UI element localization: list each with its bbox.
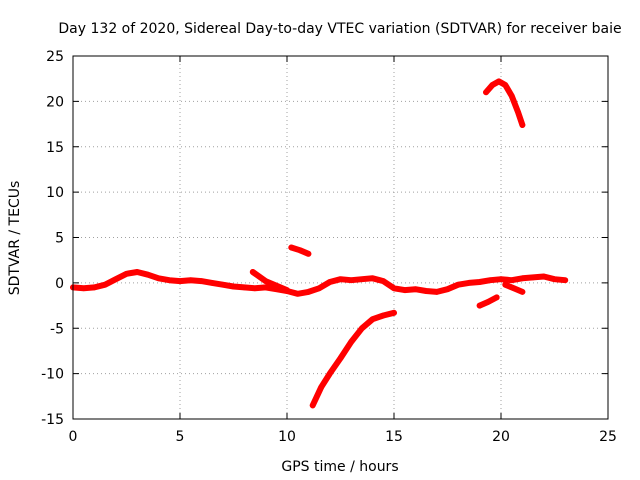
data-point	[134, 269, 140, 275]
data-point	[551, 276, 558, 283]
data-point	[519, 122, 526, 128]
x-tick-label: 25	[599, 429, 617, 445]
x-tick-label: 10	[278, 429, 296, 445]
data-point	[262, 284, 269, 291]
data-point	[493, 294, 500, 301]
data-point	[380, 312, 387, 319]
data-point	[297, 247, 303, 254]
series-peak-20h	[483, 78, 526, 128]
data-point	[519, 275, 526, 282]
data-point	[198, 278, 205, 284]
data-point	[166, 277, 173, 283]
grid	[73, 56, 608, 419]
data-point	[187, 277, 194, 283]
data-point	[275, 283, 282, 290]
data-point	[369, 316, 376, 322]
data-point	[502, 281, 509, 288]
data-point	[327, 370, 333, 377]
y-tick-label: 0	[55, 276, 64, 292]
data-point	[262, 278, 269, 284]
data-point	[380, 278, 387, 284]
data-point	[288, 244, 295, 251]
data-point	[348, 339, 355, 345]
data-point	[489, 82, 496, 88]
data-point	[220, 281, 226, 288]
data-point	[483, 89, 489, 96]
data-point	[511, 285, 517, 292]
data-point	[316, 285, 322, 292]
y-tick-label: -15	[41, 412, 64, 428]
data-point	[434, 289, 440, 295]
data-point	[309, 402, 316, 409]
data-point	[80, 285, 87, 292]
data-point	[562, 277, 568, 283]
data-point	[508, 277, 515, 283]
data-point	[230, 283, 237, 290]
x-tick-label: 15	[385, 429, 403, 445]
data-point	[348, 277, 355, 283]
plot-frame	[72, 55, 609, 420]
data-point	[123, 271, 130, 277]
data-point	[391, 310, 397, 316]
x-tick-label: 20	[492, 429, 510, 445]
x-tick-label: 0	[69, 429, 78, 445]
data-point	[444, 286, 451, 293]
data-point	[294, 290, 301, 297]
y-tick-label: -5	[50, 321, 64, 337]
data-point	[496, 78, 502, 85]
data-point	[177, 278, 183, 284]
y-tick-label: 15	[46, 140, 64, 156]
data-point	[487, 277, 494, 283]
data-point	[305, 251, 312, 257]
data-point	[145, 271, 151, 278]
data-point	[391, 285, 397, 292]
data-point	[466, 280, 472, 286]
data-point	[113, 276, 119, 283]
data-point	[337, 276, 344, 283]
data-point	[318, 384, 325, 391]
data-point	[476, 302, 483, 309]
data-point	[519, 289, 526, 295]
data-point	[209, 280, 215, 286]
data-point	[249, 269, 256, 275]
data-point	[327, 279, 333, 285]
series-rising-11h	[309, 309, 397, 409]
data-point	[412, 286, 419, 293]
data-point	[91, 284, 98, 291]
x-tick-label: 5	[176, 429, 185, 445]
data-point	[455, 281, 462, 288]
data-point	[252, 285, 258, 292]
axis-ticks: 0 5 10 15 20 25 -15 -10 -5 0 5 10 15 20 25	[41, 49, 617, 445]
data-point	[241, 284, 247, 291]
data-series	[70, 78, 569, 409]
y-tick-label: -10	[41, 367, 64, 383]
data-point	[155, 275, 162, 282]
y-tick-label: 10	[46, 185, 64, 201]
data-point	[508, 93, 515, 99]
data-point	[423, 288, 429, 294]
data-point	[515, 109, 521, 116]
data-point	[284, 287, 290, 293]
data-point	[359, 325, 365, 332]
y-axis-label: SDTVAR / TECUs	[7, 181, 23, 296]
series-arc-10h	[249, 269, 290, 294]
y-tick-label: 5	[55, 231, 64, 247]
data-point	[359, 276, 365, 283]
data-point	[369, 275, 376, 282]
data-point	[541, 273, 547, 280]
data-point	[485, 299, 491, 305]
data-point	[305, 289, 312, 295]
x-axis-label: GPS time / hours	[281, 459, 398, 475]
data-point	[502, 82, 509, 88]
data-point	[498, 276, 504, 283]
y-tick-label: 25	[46, 49, 64, 65]
data-point	[102, 281, 108, 288]
data-point	[337, 355, 344, 361]
data-point	[401, 287, 408, 293]
y-tick-label: 20	[46, 94, 64, 110]
data-point	[476, 279, 483, 285]
chart-title: Day 132 of 2020, Sidereal Day-to-day VTE…	[58, 21, 621, 37]
data-point	[530, 274, 536, 281]
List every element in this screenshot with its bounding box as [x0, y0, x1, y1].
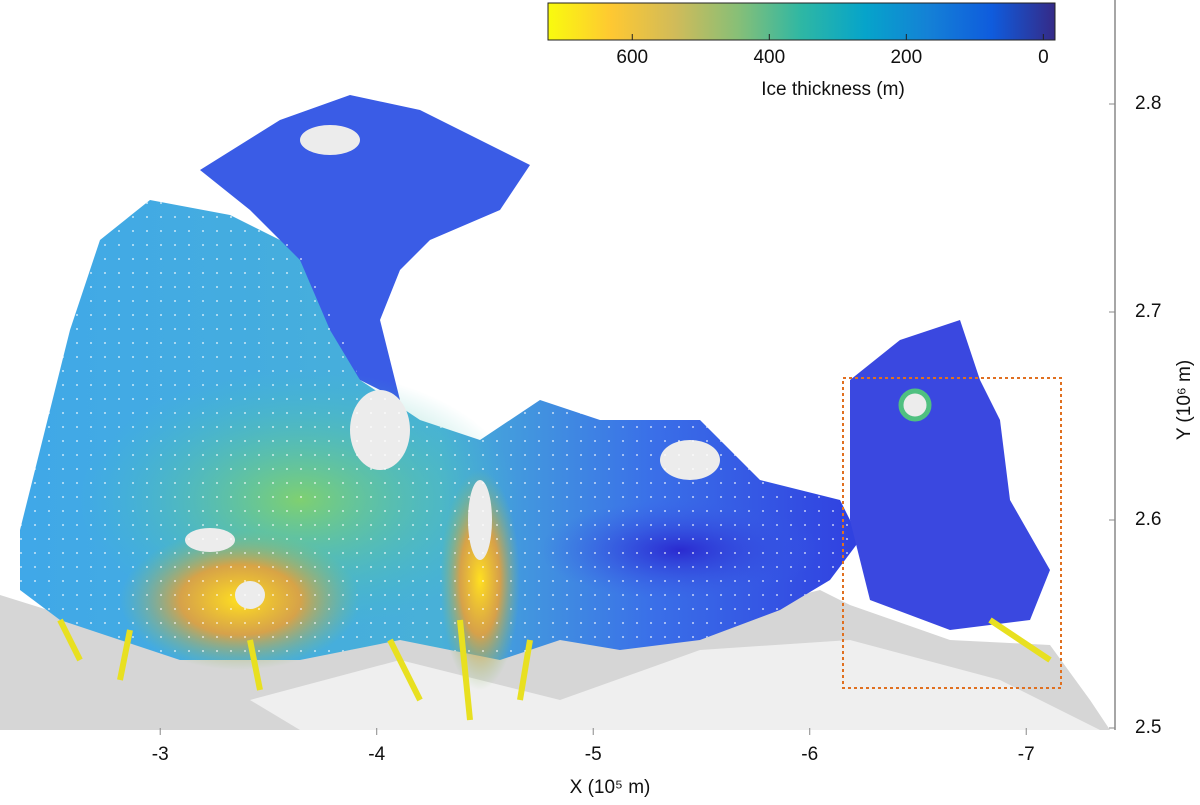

====

Copy out every line of the records above word for word, leaving out the pictures.

→ **RESPONSE FOR THIS EXERCISE**:
UI element localization: list each with its bbox.
data-point	[134, 269, 140, 275]
data-point	[551, 276, 558, 283]
data-point	[519, 122, 526, 128]
x-tick-label: 25	[599, 429, 617, 445]
x-tick-label: 10	[278, 429, 296, 445]
data-point	[262, 284, 269, 291]
data-point	[493, 294, 500, 301]
data-point	[380, 312, 387, 319]
data-point	[297, 247, 303, 254]
series-peak-20h	[483, 78, 526, 128]
data-point	[519, 275, 526, 282]
data-point	[198, 278, 205, 284]
data-point	[166, 277, 173, 283]
grid	[73, 56, 608, 419]
data-point	[187, 277, 194, 283]
data-point	[275, 283, 282, 290]
data-point	[369, 316, 376, 322]
data-point	[502, 281, 509, 288]
data-point	[327, 370, 333, 377]
y-tick-label: 0	[55, 276, 64, 292]
data-point	[262, 278, 269, 284]
data-point	[380, 278, 387, 284]
data-point	[288, 244, 295, 251]
data-point	[348, 339, 355, 345]
data-point	[489, 82, 496, 88]
data-point	[220, 281, 226, 288]
data-point	[483, 89, 489, 96]
data-point	[511, 285, 517, 292]
data-point	[316, 285, 322, 292]
y-tick-label: -15	[41, 412, 64, 428]
data-point	[434, 289, 440, 295]
data-point	[309, 402, 316, 409]
data-point	[80, 285, 87, 292]
data-point	[562, 277, 568, 283]
data-point	[508, 277, 515, 283]
data-point	[230, 283, 237, 290]
x-tick-label: 15	[385, 429, 403, 445]
data-point	[348, 277, 355, 283]
plot-frame	[72, 55, 609, 420]
data-point	[123, 271, 130, 277]
data-point	[391, 310, 397, 316]
x-tick-label: 20	[492, 429, 510, 445]
x-tick-label: 0	[69, 429, 78, 445]
data-point	[444, 286, 451, 293]
data-point	[294, 290, 301, 297]
y-tick-label: -5	[50, 321, 64, 337]
data-point	[496, 78, 502, 85]
data-point	[177, 278, 183, 284]
y-tick-label: 15	[46, 140, 64, 156]
data-point	[487, 277, 494, 283]
data-point	[305, 251, 312, 257]
data-point	[145, 271, 151, 278]
data-point	[391, 285, 397, 292]
data-point	[466, 280, 472, 286]
data-point	[113, 276, 119, 283]
data-point	[337, 276, 344, 283]
data-point	[318, 384, 325, 391]
data-point	[476, 302, 483, 309]
data-point	[519, 289, 526, 295]
data-point	[209, 280, 215, 286]
data-point	[249, 269, 256, 275]
data-point	[327, 279, 333, 285]
series-rising-11h	[309, 309, 397, 409]
data-point	[412, 286, 419, 293]
data-point	[91, 284, 98, 291]
x-tick-label: 5	[176, 429, 185, 445]
data-point	[455, 281, 462, 288]
data-point	[252, 285, 258, 292]
axis-ticks: 0 5 10 15 20 25 -15 -10 -5 0 5 10 15 20 25	[41, 49, 617, 445]
data-point	[241, 284, 247, 291]
data-series	[70, 78, 569, 409]
y-tick-label: -10	[41, 367, 64, 383]
data-point	[155, 275, 162, 282]
y-tick-label: 10	[46, 185, 64, 201]
data-point	[508, 93, 515, 99]
data-point	[423, 288, 429, 294]
data-point	[515, 109, 521, 116]
data-point	[284, 287, 290, 293]
data-point	[359, 325, 365, 332]
y-axis-label: SDTVAR / TECUs	[7, 181, 23, 296]
series-arc-10h	[249, 269, 290, 294]
y-tick-label: 5	[55, 231, 64, 247]
data-point	[359, 276, 365, 283]
data-point	[369, 275, 376, 282]
data-point	[541, 273, 547, 280]
data-point	[485, 299, 491, 305]
data-point	[305, 289, 312, 295]
x-axis-label: GPS time / hours	[281, 459, 398, 475]
data-point	[502, 82, 509, 88]
data-point	[498, 276, 504, 283]
y-tick-label: 25	[46, 49, 64, 65]
data-point	[102, 281, 108, 288]
data-point	[337, 355, 344, 361]
data-point	[401, 287, 408, 293]
y-tick-label: 20	[46, 94, 64, 110]
data-point	[476, 279, 483, 285]
chart-title: Day 132 of 2020, Sidereal Day-to-day VTE…	[58, 21, 621, 37]
data-point	[530, 274, 536, 281]
List every element in this screenshot with its bounding box as [x0, y0, x1, y1].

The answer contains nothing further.